Goal of the exercise:
In the listing below, count the lines with "name" and report only the figure.

Exercise inputs:
::::::::::

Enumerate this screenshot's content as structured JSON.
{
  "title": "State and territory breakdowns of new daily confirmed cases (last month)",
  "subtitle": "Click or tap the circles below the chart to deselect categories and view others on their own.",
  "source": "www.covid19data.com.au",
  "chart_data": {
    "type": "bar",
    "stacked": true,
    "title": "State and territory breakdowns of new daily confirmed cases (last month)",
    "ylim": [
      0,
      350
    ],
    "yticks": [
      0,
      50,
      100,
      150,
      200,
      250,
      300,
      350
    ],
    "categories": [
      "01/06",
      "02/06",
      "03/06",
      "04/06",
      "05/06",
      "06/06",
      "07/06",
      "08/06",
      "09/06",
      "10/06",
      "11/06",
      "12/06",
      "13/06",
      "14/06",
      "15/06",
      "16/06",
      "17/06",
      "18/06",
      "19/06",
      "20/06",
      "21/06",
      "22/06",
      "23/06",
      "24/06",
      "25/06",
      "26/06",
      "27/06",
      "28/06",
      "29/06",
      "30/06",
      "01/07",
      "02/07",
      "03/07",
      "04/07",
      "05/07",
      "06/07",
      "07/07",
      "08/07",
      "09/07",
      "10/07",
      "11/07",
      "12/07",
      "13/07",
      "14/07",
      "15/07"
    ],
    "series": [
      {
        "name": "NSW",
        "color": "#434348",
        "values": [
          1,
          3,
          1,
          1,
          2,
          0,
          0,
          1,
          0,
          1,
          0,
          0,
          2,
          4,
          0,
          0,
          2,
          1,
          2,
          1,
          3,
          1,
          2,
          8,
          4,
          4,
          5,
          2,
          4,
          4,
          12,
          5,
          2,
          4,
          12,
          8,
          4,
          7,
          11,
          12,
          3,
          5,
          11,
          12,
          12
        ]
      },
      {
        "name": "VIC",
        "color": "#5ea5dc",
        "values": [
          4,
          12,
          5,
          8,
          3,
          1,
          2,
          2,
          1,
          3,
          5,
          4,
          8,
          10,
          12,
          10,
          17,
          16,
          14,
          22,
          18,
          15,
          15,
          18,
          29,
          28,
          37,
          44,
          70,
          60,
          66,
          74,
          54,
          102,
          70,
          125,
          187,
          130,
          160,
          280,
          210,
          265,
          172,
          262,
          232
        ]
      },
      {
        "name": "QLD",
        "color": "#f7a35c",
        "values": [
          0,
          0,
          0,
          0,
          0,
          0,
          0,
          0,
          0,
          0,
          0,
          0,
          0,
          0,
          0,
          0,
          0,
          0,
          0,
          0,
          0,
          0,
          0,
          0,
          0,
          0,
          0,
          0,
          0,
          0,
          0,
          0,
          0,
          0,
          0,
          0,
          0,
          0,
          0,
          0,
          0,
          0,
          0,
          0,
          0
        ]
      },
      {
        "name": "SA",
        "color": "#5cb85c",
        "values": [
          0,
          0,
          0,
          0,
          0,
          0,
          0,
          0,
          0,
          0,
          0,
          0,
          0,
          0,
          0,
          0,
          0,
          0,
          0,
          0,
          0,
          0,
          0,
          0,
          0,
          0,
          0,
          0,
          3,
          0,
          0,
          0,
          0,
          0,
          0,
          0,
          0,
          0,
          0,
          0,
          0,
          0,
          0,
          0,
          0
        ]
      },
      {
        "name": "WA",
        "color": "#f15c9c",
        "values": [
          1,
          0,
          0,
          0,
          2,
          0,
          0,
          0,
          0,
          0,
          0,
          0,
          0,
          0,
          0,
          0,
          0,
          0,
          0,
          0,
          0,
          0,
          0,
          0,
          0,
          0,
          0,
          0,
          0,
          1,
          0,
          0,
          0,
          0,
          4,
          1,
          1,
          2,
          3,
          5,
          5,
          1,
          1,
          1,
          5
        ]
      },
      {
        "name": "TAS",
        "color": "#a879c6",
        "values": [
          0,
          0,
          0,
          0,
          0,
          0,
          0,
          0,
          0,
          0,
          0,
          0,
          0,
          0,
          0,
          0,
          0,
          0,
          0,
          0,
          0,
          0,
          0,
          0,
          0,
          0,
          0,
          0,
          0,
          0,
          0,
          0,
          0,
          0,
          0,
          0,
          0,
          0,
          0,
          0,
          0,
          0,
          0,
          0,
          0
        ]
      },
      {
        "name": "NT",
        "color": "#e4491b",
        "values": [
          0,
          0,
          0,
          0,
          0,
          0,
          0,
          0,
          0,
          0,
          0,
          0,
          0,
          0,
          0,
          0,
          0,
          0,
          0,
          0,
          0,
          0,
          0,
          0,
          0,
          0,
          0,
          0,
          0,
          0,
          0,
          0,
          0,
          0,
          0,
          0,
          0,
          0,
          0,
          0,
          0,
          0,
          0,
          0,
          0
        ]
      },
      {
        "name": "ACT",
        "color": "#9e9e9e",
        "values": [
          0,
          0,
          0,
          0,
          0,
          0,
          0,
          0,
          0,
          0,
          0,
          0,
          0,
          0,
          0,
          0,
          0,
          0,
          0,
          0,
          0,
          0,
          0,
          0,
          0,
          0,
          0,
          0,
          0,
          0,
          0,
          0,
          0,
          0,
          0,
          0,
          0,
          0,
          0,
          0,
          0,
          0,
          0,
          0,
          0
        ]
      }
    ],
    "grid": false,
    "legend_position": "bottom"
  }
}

::::::::::

Response to this exercise:
8